═══ Exercise input ═══
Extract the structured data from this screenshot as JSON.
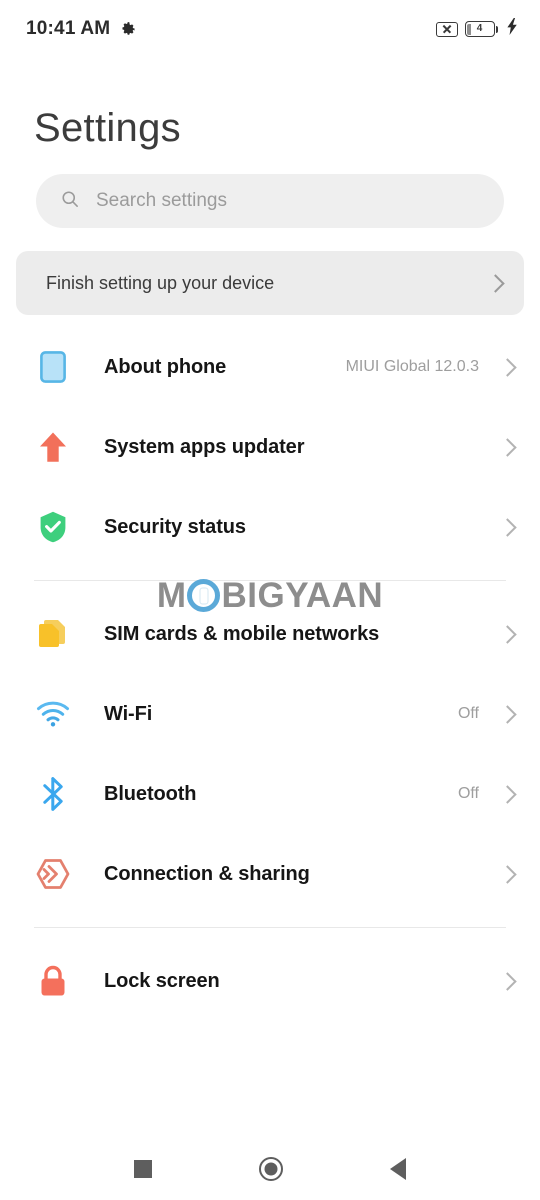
{
  "statusbar": {
    "clock": "10:41 AM",
    "gear_icon": "gear-icon",
    "sim_off_icon": "sim-disabled-icon",
    "battery_level": "4",
    "battery_icon": "battery-icon",
    "charging_icon": "charging-bolt-icon"
  },
  "header": {
    "title": "Settings"
  },
  "search": {
    "icon": "search-icon",
    "placeholder": "Search settings",
    "value": ""
  },
  "banner": {
    "label": "Finish setting up your device",
    "chevron": "chevron-right-icon"
  },
  "sections": [
    {
      "items": [
        {
          "label": "About phone",
          "value": "MIUI Global 12.0.3",
          "icon": "phone-outline-icon",
          "color": "#a9daf5"
        },
        {
          "label": "System apps updater",
          "value": "",
          "icon": "up-arrow-icon",
          "color": "#f2705a"
        },
        {
          "label": "Security status",
          "value": "",
          "icon": "shield-check-icon",
          "color": "#3ecf7d"
        }
      ]
    },
    {
      "items": [
        {
          "label": "SIM cards & mobile networks",
          "value": "",
          "icon": "sim-cards-icon",
          "color": "#f6c23c"
        },
        {
          "label": "Wi-Fi",
          "value": "Off",
          "icon": "wifi-icon",
          "color": "#4eb3ec"
        },
        {
          "label": "Bluetooth",
          "value": "Off",
          "icon": "bluetooth-icon",
          "color": "#3aa7ee"
        },
        {
          "label": "Connection & sharing",
          "value": "",
          "icon": "connection-sharing-icon",
          "color": "#e4806e"
        }
      ]
    },
    {
      "items": [
        {
          "label": "Lock screen",
          "value": "",
          "icon": "lock-icon",
          "color": "#f4705c"
        }
      ]
    }
  ],
  "watermark": {
    "prefix": "M",
    "suffix": "BIGYAAN",
    "color": "#8d8d8d",
    "accent": "#5ba9d8"
  },
  "navbar": {
    "recents": "recents-square-icon",
    "home": "home-circle-icon",
    "back": "back-triangle-icon"
  }
}
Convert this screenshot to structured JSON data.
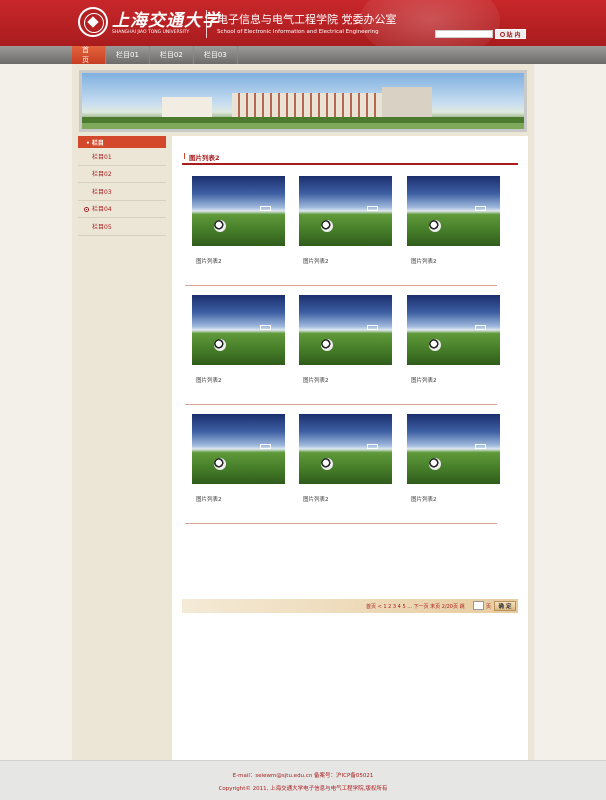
═══
- **What to do**: Transcribe the records above exactly, omitting every picture they contain.

- **Result**:
Extract the structured data from this screenshot as JSON.
{
  "statusbar": {
    "clock": "10:41 AM",
    "gear_icon": "gear-icon",
    "sim_off_icon": "sim-disabled-icon",
    "battery_level": "4",
    "battery_icon": "battery-icon",
    "charging_icon": "charging-bolt-icon"
  },
  "header": {
    "title": "Settings"
  },
  "search": {
    "icon": "search-icon",
    "placeholder": "Search settings",
    "value": ""
  },
  "banner": {
    "label": "Finish setting up your device",
    "chevron": "chevron-right-icon"
  },
  "sections": [
    {
      "items": [
        {
          "label": "About phone",
          "value": "MIUI Global 12.0.3",
          "icon": "phone-outline-icon",
          "color": "#a9daf5"
        },
        {
          "label": "System apps updater",
          "value": "",
          "icon": "up-arrow-icon",
          "color": "#f2705a"
        },
        {
          "label": "Security status",
          "value": "",
          "icon": "shield-check-icon",
          "color": "#3ecf7d"
        }
      ]
    },
    {
      "items": [
        {
          "label": "SIM cards & mobile networks",
          "value": "",
          "icon": "sim-cards-icon",
          "color": "#f6c23c"
        },
        {
          "label": "Wi-Fi",
          "value": "Off",
          "icon": "wifi-icon",
          "color": "#4eb3ec"
        },
        {
          "label": "Bluetooth",
          "value": "Off",
          "icon": "bluetooth-icon",
          "color": "#3aa7ee"
        },
        {
          "label": "Connection & sharing",
          "value": "",
          "icon": "connection-sharing-icon",
          "color": "#e4806e"
        }
      ]
    },
    {
      "items": [
        {
          "label": "Lock screen",
          "value": "",
          "icon": "lock-icon",
          "color": "#f4705c"
        }
      ]
    }
  ],
  "watermark": {
    "prefix": "M",
    "suffix": "BIGYAAN",
    "color": "#8d8d8d",
    "accent": "#5ba9d8"
  },
  "navbar": {
    "recents": "recents-square-icon",
    "home": "home-circle-icon",
    "back": "back-triangle-icon"
  }
}
Convert this screenshot to structured JSON data.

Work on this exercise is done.